DIRECTIVE: Repeat the material below exactly, with no pictures.

━━ RAW RECORDS ━━

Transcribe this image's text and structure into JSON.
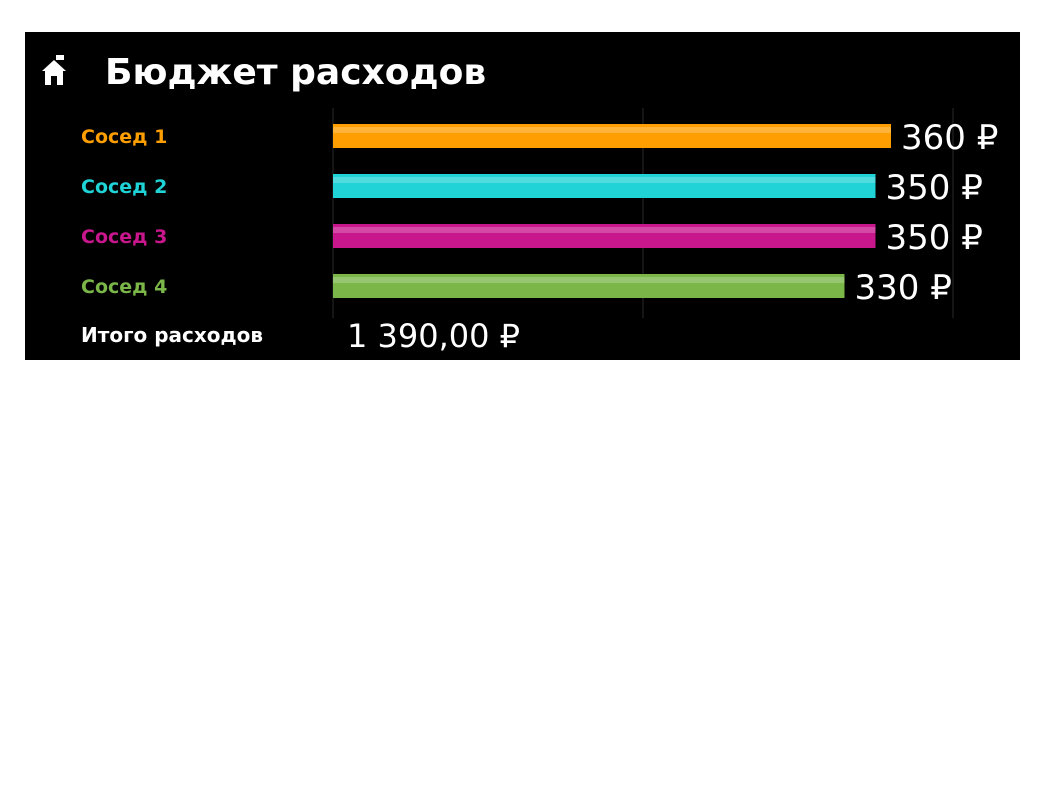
{
  "header": {
    "title": "Бюджет расходов",
    "icon": "house-icon"
  },
  "chart_data": {
    "type": "bar",
    "orientation": "horizontal",
    "categories": [
      "Сосед 1",
      "Сосед 2",
      "Сосед 3",
      "Сосед 4"
    ],
    "values": [
      360,
      350,
      350,
      330
    ],
    "value_labels": [
      "360 ₽",
      "350 ₽",
      "350 ₽",
      "330 ₽"
    ],
    "colors": [
      "#ff9e00",
      "#1fd3d6",
      "#c8168c",
      "#7ab648"
    ],
    "xlim": [
      0,
      400
    ],
    "grid": true
  },
  "summary": {
    "total_label": "Итого расходов",
    "total_value": "1 390,00 ₽"
  }
}
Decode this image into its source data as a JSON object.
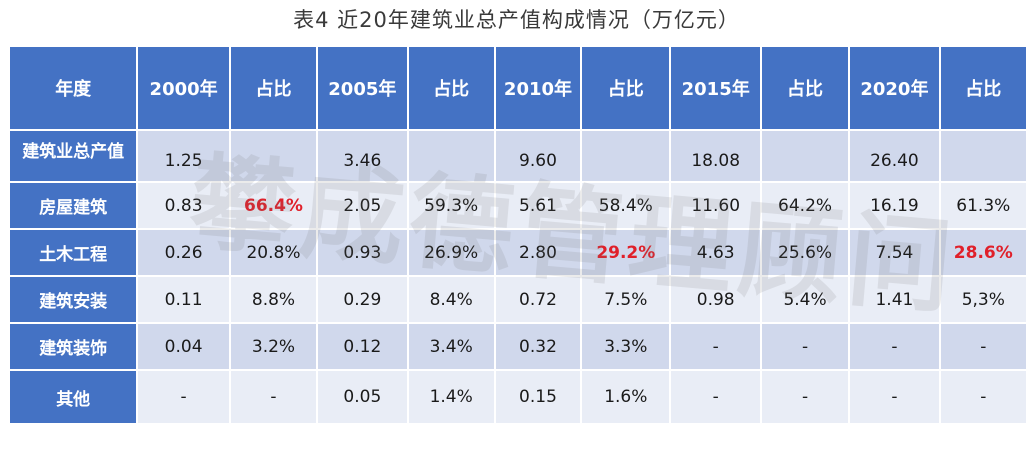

━━━

RESPONSE TO THE TASK:
Transcribe this image's text and structure into JSON.
{
  "header": {
    "title": "Бюджет расходов",
    "icon": "house-icon"
  },
  "chart_data": {
    "type": "bar",
    "orientation": "horizontal",
    "categories": [
      "Сосед 1",
      "Сосед 2",
      "Сосед 3",
      "Сосед 4"
    ],
    "values": [
      360,
      350,
      350,
      330
    ],
    "value_labels": [
      "360 ₽",
      "350 ₽",
      "350 ₽",
      "330 ₽"
    ],
    "colors": [
      "#ff9e00",
      "#1fd3d6",
      "#c8168c",
      "#7ab648"
    ],
    "xlim": [
      0,
      400
    ],
    "grid": true
  },
  "summary": {
    "total_label": "Итого расходов",
    "total_value": "1 390,00 ₽"
  }
}
Decode this image into its source data as a JSON object.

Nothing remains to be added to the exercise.